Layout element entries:

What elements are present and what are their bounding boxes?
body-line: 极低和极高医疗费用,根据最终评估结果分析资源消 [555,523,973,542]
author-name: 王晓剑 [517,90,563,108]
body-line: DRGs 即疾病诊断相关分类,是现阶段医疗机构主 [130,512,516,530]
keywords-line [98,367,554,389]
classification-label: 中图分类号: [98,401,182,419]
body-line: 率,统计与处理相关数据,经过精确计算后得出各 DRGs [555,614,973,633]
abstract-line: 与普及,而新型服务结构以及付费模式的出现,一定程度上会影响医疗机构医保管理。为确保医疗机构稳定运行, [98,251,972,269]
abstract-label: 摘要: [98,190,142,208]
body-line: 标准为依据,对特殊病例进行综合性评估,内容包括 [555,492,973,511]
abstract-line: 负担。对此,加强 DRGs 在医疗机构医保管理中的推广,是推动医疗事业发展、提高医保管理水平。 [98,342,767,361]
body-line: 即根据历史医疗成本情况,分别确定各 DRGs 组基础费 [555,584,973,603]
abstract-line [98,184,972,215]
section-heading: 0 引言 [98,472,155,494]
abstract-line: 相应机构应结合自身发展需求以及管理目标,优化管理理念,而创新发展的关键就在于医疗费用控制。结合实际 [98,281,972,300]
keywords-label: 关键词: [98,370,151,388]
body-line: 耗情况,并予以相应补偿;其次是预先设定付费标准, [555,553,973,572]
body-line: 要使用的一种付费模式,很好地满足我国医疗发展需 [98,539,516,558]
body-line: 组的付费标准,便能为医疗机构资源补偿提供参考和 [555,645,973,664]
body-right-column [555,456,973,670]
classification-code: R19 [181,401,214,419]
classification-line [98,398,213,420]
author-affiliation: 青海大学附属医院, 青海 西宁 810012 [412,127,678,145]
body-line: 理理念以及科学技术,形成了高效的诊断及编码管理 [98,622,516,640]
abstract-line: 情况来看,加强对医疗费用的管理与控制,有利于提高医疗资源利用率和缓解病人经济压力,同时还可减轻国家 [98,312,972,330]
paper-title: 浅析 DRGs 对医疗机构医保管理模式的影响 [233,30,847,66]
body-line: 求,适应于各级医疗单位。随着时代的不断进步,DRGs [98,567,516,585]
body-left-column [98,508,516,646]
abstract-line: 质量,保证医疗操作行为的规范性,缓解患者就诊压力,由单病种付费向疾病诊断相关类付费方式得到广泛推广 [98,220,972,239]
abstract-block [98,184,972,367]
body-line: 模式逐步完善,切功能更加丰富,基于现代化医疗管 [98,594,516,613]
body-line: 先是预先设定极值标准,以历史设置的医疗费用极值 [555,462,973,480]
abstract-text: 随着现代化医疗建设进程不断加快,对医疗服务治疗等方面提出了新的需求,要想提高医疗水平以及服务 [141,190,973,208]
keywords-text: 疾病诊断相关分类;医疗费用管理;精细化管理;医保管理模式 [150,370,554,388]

- [Work to do] Return each line of the items above that contains the string "text". Matching is case-sensitive.

- [Response to this exercise]
abstract-text: 随着现代化医疗建设进程不断加快,对医疗服务治疗等方面提出了新的需求,要想提高医疗水平以及服务 [141,190,973,208]
keywords-text: 疾病诊断相关分类;医疗费用管理;精细化管理;医保管理模式 [150,370,554,388]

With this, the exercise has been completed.